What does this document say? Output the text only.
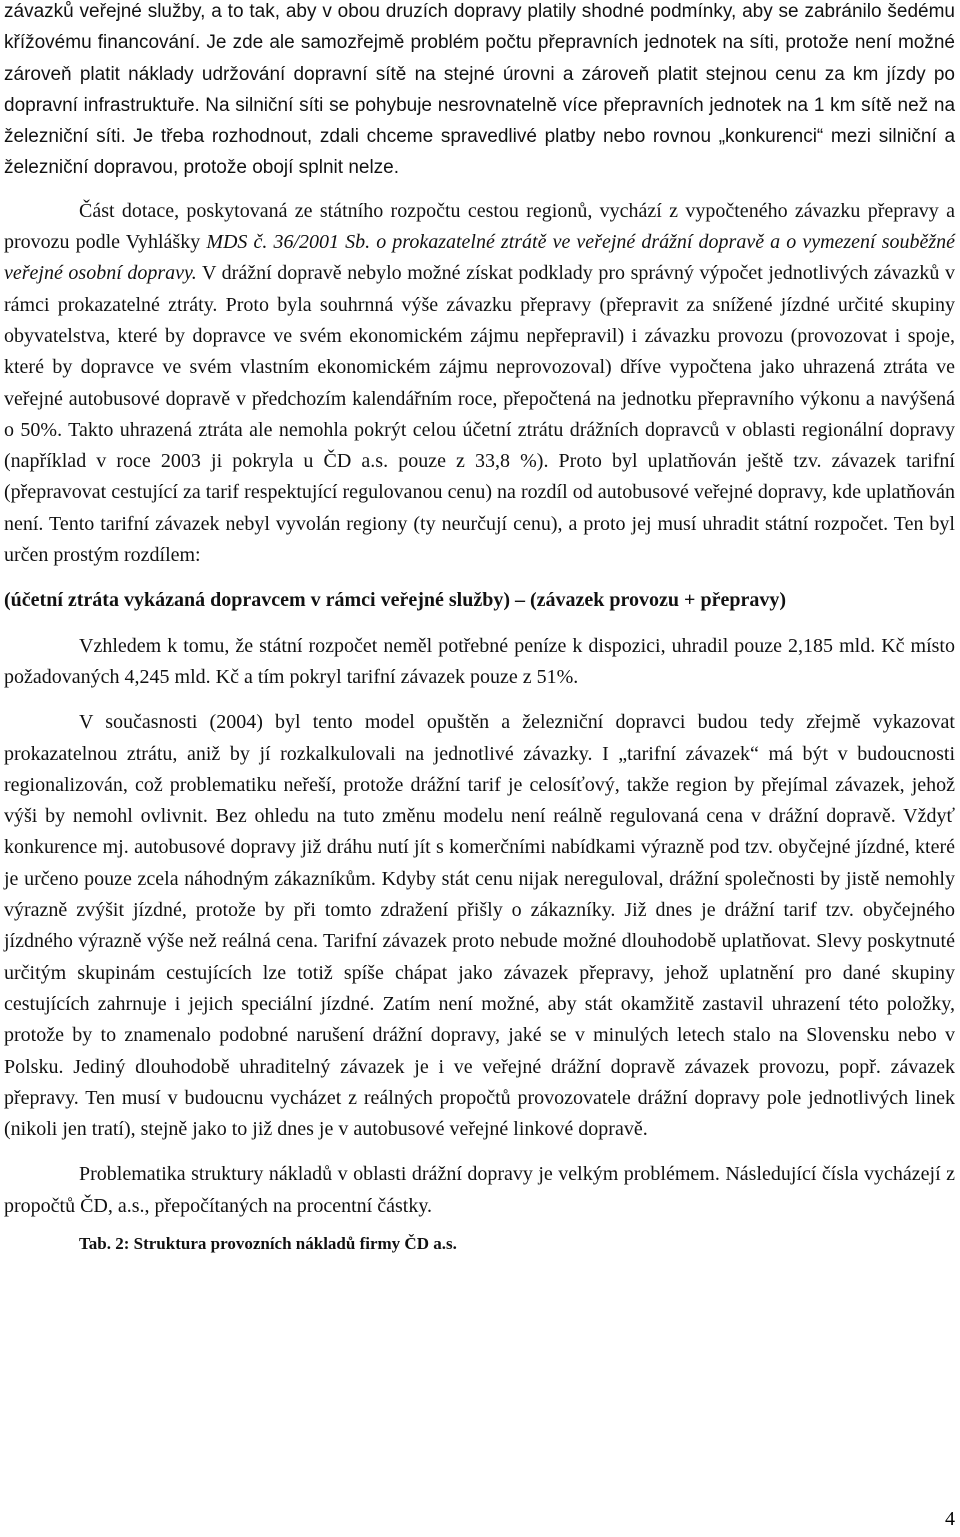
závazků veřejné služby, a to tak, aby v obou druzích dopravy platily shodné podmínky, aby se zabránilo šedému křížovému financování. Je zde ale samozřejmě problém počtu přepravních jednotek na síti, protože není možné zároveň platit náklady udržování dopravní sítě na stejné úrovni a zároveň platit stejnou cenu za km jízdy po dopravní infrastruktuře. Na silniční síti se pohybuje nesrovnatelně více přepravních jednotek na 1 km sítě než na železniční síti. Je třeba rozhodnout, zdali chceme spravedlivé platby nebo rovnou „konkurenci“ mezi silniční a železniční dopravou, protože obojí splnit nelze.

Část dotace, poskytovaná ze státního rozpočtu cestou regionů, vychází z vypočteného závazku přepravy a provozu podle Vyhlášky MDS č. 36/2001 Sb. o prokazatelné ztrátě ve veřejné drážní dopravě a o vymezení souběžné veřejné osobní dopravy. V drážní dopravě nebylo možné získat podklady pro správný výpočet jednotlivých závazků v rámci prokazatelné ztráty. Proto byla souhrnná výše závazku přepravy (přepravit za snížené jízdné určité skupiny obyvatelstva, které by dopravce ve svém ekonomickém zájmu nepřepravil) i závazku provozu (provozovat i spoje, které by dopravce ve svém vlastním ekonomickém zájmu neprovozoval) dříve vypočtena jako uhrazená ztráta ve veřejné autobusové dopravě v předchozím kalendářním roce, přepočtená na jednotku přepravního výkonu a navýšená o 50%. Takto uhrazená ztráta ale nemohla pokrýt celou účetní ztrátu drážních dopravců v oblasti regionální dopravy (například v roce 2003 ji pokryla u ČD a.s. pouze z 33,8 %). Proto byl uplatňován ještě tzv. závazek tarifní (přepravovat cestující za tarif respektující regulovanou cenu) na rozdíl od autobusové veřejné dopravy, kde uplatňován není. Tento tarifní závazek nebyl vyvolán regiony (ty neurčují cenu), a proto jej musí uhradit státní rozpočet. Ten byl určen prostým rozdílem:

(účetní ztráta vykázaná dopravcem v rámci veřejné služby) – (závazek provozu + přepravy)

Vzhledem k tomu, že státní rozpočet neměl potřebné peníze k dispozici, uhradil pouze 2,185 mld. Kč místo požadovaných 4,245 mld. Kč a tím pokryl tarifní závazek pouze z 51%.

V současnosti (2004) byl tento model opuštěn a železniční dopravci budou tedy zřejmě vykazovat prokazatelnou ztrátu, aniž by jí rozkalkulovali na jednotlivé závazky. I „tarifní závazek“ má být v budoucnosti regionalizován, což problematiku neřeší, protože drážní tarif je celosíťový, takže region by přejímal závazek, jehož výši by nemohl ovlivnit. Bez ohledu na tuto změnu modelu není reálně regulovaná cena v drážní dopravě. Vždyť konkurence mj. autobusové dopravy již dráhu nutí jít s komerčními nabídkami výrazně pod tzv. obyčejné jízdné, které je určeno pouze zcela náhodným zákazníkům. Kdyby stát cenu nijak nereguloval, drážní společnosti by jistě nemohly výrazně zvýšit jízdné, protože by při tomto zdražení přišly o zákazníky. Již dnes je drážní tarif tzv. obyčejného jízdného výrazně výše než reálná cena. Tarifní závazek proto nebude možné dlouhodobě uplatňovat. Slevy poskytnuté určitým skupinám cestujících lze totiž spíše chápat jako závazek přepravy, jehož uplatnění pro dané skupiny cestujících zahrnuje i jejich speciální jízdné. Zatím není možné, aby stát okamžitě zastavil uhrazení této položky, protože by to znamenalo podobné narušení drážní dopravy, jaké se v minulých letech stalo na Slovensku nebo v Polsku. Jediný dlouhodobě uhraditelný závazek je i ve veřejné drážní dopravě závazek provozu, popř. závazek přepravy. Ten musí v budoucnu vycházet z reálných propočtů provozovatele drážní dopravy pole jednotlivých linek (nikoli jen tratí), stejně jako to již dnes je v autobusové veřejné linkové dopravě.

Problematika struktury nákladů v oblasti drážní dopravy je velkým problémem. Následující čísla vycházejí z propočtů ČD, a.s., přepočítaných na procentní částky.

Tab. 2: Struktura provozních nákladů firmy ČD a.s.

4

### Set exercise
Copy the entries above faithfully and omit every image.

### Exercise answer
What does this document say? Output the text only.
závazků veřejné služby, a to tak, aby v obou druzích dopravy platily shodné podmínky, aby se zabránilo šedému křížovému financování. Je zde ale samozřejmě problém počtu přepravních jednotek na síti, protože není možné zároveň platit náklady udržování dopravní sítě na stejné úrovni a zároveň platit stejnou cenu za km jízdy po dopravní infrastruktuře. Na silniční síti se pohybuje nesrovnatelně více přepravních jednotek na 1 km sítě než na železniční síti. Je třeba rozhodnout, zdali chceme spravedlivé platby nebo rovnou „konkurenci“ mezi silniční a železniční dopravou, protože obojí splnit nelze.

Část dotace, poskytovaná ze státního rozpočtu cestou regionů, vychází z vypočteného závazku přepravy a provozu podle Vyhlášky MDS č. 36/2001 Sb. o prokazatelné ztrátě ve veřejné drážní dopravě a o vymezení souběžné veřejné osobní dopravy. V drážní dopravě nebylo možné získat podklady pro správný výpočet jednotlivých závazků v rámci prokazatelné ztráty. Proto byla souhrnná výše závazku přepravy (přepravit za snížené jízdné určité skupiny obyvatelstva, které by dopravce ve svém ekonomickém zájmu nepřepravil) i závazku provozu (provozovat i spoje, které by dopravce ve svém vlastním ekonomickém zájmu neprovozoval) dříve vypočtena jako uhrazená ztráta ve veřejné autobusové dopravě v předchozím kalendářním roce, přepočtená na jednotku přepravního výkonu a navýšená o 50%. Takto uhrazená ztráta ale nemohla pokrýt celou účetní ztrátu drážních dopravců v oblasti regionální dopravy (například v roce 2003 ji pokryla u ČD a.s. pouze z 33,8 %). Proto byl uplatňován ještě tzv. závazek tarifní (přepravovat cestující za tarif respektující regulovanou cenu) na rozdíl od autobusové veřejné dopravy, kde uplatňován není. Tento tarifní závazek nebyl vyvolán regiony (ty neurčují cenu), a proto jej musí uhradit státní rozpočet. Ten byl určen prostým rozdílem:

(účetní ztráta vykázaná dopravcem v rámci veřejné služby) – (závazek provozu + přepravy)

Vzhledem k tomu, že státní rozpočet neměl potřebné peníze k dispozici, uhradil pouze 2,185 mld. Kč místo požadovaných 4,245 mld. Kč a tím pokryl tarifní závazek pouze z 51%.

V současnosti (2004) byl tento model opuštěn a železniční dopravci budou tedy zřejmě vykazovat prokazatelnou ztrátu, aniž by jí rozkalkulovali na jednotlivé závazky. I „tarifní závazek“ má být v budoucnosti regionalizován, což problematiku neřeší, protože drážní tarif je celosíťový, takže region by přejímal závazek, jehož výši by nemohl ovlivnit. Bez ohledu na tuto změnu modelu není reálně regulovaná cena v drážní dopravě. Vždyť konkurence mj. autobusové dopravy již dráhu nutí jít s komerčními nabídkami výrazně pod tzv. obyčejné jízdné, které je určeno pouze zcela náhodným zákazníkům. Kdyby stát cenu nijak nereguloval, drážní společnosti by jistě nemohly výrazně zvýšit jízdné, protože by při tomto zdražení přišly o zákazníky. Již dnes je drážní tarif tzv. obyčejného jízdného výrazně výše než reálná cena. Tarifní závazek proto nebude možné dlouhodobě uplatňovat. Slevy poskytnuté určitým skupinám cestujících lze totiž spíše chápat jako závazek přepravy, jehož uplatnění pro dané skupiny cestujících zahrnuje i jejich speciální jízdné. Zatím není možné, aby stát okamžitě zastavil uhrazení této položky, protože by to znamenalo podobné narušení drážní dopravy, jaké se v minulých letech stalo na Slovensku nebo v Polsku. Jediný dlouhodobě uhraditelný závazek je i ve veřejné drážní dopravě závazek provozu, popř. závazek přepravy. Ten musí v budoucnu vycházet z reálných propočtů provozovatele drážní dopravy pole jednotlivých linek (nikoli jen tratí), stejně jako to již dnes je v autobusové veřejné linkové dopravě.

Problematika struktury nákladů v oblasti drážní dopravy je velkým problémem. Následující čísla vycházejí z propočtů ČD, a.s., přepočítaných na procentní částky.

Tab. 2: Struktura provozních nákladů firmy ČD a.s.

4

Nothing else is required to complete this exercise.